- [WHAT YOU SHOULD DO]: Each line of the material below that holds the word "survey" needs to be copied.

— start EXERCISE INPUTS —

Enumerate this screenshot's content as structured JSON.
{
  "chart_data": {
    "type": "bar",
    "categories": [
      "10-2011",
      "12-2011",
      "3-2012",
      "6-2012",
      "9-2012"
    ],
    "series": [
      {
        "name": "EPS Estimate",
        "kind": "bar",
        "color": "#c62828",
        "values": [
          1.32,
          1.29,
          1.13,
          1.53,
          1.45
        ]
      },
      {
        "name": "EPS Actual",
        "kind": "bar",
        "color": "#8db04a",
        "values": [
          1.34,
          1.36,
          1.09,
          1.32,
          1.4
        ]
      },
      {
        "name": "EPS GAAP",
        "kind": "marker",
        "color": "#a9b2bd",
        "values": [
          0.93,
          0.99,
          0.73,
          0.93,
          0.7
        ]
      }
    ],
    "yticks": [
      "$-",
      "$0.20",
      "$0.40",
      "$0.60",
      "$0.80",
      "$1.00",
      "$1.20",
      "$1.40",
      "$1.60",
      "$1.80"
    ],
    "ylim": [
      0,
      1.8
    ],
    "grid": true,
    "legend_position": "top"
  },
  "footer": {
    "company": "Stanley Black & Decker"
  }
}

— end EXERCISE INPUTS —
— start EXERCISE INPUTS —

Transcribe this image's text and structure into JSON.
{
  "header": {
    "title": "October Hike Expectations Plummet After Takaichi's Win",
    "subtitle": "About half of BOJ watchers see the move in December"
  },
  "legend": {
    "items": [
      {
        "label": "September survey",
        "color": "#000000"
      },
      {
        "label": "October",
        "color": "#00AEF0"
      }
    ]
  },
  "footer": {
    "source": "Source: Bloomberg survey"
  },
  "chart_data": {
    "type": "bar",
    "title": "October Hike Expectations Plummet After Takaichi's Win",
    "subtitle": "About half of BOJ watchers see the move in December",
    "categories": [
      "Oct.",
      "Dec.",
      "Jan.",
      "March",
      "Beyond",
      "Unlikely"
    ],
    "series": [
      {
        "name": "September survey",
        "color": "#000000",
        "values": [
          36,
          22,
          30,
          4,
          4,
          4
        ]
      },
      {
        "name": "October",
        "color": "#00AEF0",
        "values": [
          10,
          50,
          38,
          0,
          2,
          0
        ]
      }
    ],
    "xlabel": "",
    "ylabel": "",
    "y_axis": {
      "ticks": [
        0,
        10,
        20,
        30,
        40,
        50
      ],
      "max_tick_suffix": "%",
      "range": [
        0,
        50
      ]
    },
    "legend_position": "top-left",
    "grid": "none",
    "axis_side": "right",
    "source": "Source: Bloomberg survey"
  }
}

— end EXERCISE INPUTS —

- [REPLY TO THE EXERCISE]:
        "label": "September survey",
    "source": "Source: Bloomberg survey"
        "name": "September survey",
    "source": "Source: Bloomberg survey"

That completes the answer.